> Aim: Copy each line of the entries beneath that contains the word "части".

> Source material:

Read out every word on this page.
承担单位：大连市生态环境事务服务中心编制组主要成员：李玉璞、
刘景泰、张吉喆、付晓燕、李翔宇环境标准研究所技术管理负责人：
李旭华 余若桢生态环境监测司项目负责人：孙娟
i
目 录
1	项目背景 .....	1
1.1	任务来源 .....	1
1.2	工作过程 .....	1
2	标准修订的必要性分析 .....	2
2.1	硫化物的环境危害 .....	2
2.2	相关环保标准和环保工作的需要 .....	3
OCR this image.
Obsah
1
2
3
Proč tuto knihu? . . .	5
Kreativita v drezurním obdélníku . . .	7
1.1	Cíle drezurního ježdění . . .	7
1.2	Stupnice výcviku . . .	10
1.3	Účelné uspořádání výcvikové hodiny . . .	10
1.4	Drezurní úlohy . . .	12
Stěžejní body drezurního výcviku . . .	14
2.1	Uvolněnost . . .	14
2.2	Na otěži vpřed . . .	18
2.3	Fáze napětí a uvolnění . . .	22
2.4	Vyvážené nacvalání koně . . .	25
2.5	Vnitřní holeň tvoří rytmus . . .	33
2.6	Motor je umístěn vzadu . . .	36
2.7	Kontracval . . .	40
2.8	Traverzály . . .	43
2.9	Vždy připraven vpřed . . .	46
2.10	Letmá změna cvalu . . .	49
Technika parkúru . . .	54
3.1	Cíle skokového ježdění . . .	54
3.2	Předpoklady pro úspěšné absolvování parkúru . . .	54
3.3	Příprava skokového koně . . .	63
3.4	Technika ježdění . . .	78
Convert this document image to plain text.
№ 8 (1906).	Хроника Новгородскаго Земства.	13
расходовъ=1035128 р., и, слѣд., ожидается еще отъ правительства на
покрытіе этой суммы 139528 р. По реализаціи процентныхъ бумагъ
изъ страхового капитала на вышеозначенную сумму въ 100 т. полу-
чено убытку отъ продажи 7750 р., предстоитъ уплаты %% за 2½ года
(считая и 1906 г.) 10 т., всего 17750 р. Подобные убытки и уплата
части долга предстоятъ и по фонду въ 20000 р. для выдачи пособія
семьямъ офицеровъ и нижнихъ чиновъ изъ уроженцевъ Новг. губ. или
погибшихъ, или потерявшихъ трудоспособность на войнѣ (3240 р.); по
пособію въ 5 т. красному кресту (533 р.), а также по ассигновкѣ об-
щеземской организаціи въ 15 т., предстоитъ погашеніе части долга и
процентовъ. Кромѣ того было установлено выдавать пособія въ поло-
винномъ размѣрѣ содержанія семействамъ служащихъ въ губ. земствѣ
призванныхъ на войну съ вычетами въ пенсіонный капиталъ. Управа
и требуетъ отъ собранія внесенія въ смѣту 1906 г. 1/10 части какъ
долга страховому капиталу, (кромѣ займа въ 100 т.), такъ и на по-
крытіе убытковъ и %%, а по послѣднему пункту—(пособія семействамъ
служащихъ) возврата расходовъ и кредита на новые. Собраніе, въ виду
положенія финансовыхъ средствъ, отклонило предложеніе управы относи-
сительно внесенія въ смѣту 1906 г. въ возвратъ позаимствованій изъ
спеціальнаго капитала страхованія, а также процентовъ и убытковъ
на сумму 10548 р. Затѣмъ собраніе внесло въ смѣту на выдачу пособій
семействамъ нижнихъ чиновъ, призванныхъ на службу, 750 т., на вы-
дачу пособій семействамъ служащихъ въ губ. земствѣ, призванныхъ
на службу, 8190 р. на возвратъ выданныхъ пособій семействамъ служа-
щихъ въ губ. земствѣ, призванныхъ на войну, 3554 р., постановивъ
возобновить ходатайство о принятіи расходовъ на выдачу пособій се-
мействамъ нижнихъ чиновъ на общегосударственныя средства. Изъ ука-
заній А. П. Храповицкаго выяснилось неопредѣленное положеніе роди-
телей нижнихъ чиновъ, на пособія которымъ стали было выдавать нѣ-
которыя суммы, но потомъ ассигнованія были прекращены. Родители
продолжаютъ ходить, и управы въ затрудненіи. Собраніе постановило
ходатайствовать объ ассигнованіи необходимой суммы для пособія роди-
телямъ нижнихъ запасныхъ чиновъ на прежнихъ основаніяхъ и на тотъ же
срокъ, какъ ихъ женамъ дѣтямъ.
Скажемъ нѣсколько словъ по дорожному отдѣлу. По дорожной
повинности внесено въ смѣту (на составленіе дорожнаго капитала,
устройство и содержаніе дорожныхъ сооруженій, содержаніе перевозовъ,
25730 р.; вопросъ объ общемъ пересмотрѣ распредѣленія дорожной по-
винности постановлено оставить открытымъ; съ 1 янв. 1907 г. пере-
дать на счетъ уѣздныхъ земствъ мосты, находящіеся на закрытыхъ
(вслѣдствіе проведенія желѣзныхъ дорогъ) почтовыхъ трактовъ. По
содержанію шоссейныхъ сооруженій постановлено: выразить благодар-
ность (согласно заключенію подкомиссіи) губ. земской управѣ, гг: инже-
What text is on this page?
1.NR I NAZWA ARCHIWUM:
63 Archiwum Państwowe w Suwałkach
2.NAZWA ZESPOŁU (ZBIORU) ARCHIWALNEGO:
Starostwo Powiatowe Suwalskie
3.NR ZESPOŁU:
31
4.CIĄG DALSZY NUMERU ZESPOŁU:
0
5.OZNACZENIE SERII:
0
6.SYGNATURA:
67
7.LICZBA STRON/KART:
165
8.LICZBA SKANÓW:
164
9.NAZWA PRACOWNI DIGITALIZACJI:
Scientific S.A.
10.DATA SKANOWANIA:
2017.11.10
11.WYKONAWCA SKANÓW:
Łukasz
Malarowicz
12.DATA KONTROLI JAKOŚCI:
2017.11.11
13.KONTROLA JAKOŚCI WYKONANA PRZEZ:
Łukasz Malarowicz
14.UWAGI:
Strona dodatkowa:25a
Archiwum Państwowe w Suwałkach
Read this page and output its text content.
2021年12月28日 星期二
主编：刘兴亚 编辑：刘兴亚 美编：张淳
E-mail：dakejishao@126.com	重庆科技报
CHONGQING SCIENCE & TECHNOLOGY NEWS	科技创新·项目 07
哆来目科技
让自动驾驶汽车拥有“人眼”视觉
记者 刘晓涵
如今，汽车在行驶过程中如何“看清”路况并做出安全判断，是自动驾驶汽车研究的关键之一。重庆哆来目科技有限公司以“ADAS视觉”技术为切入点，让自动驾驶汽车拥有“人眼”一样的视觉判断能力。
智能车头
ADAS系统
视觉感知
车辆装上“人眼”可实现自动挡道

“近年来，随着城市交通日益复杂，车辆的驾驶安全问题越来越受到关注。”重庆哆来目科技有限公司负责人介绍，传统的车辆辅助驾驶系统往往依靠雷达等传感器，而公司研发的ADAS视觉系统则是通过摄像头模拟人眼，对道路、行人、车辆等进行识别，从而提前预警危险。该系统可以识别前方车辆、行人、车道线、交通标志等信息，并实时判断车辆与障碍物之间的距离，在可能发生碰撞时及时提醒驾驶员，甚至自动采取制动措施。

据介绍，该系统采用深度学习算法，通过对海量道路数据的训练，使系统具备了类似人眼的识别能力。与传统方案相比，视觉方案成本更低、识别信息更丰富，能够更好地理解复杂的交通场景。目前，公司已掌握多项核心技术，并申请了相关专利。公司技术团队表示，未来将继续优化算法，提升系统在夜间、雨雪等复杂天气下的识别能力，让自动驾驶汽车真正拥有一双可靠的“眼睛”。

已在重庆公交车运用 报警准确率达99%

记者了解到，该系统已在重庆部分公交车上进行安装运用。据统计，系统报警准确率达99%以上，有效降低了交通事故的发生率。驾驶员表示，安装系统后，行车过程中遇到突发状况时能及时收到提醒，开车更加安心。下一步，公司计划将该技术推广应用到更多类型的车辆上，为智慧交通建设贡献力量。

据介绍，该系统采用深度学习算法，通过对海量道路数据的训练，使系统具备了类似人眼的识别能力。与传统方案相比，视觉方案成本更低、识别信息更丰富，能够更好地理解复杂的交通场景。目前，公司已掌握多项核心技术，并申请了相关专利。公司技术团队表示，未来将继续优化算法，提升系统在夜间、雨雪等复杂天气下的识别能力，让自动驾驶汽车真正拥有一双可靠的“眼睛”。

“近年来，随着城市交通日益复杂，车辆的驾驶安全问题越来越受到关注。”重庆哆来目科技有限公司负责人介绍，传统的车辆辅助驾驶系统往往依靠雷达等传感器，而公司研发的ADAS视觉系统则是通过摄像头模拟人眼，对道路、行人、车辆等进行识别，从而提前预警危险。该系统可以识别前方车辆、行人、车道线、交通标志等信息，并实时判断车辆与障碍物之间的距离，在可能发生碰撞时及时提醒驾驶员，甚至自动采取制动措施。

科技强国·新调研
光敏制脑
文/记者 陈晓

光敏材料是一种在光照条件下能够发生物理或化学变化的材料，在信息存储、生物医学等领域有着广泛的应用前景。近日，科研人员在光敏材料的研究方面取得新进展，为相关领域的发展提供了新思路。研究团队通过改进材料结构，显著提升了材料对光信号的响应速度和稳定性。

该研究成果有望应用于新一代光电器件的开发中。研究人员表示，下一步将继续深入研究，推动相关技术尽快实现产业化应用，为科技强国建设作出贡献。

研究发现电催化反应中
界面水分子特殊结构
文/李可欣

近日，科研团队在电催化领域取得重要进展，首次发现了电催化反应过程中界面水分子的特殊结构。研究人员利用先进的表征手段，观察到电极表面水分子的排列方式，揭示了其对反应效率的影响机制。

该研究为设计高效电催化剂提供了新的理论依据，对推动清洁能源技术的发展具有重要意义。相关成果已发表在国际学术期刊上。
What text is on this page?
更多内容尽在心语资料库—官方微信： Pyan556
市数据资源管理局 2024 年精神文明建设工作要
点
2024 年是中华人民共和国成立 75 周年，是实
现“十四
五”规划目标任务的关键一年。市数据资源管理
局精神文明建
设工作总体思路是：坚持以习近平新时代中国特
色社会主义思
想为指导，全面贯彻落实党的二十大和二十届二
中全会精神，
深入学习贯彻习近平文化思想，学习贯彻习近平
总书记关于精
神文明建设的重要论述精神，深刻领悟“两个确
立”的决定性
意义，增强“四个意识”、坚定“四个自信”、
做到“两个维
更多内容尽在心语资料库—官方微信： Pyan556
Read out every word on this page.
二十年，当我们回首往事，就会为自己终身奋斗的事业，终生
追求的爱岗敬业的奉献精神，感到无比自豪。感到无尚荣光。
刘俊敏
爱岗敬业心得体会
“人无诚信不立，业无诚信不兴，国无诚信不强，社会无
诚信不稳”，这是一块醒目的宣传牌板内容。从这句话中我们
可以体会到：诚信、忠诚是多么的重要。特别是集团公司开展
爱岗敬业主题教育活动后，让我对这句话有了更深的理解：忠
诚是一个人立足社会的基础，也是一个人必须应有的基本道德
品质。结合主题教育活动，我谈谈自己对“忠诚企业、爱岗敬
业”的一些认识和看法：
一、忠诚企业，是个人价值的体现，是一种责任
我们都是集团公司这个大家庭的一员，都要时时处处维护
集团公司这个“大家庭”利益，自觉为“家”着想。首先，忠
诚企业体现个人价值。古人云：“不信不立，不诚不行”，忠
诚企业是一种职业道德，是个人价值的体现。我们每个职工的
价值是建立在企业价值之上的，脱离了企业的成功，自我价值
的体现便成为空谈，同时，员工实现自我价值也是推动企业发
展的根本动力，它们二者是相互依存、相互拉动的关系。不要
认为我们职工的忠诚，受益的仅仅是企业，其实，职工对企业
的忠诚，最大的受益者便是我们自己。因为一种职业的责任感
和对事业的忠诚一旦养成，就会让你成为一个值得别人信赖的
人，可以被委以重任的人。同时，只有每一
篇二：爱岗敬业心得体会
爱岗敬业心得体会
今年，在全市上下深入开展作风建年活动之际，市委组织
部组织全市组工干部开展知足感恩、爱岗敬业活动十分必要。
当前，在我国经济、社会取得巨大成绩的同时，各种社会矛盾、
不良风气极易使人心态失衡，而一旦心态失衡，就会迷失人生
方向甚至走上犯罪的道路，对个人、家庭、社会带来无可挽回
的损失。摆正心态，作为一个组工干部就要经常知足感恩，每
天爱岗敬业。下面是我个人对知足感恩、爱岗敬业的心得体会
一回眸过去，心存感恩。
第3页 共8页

> Written reply:
части долга предстоятъ и по фонду въ 20000 р. для выдачи пособія
щеземской организаціи въ 15 т., предстоитъ погашеніе части долга и
и требуетъ отъ собранія внесенія въ смѣту 1906 г. 1/10 части какъ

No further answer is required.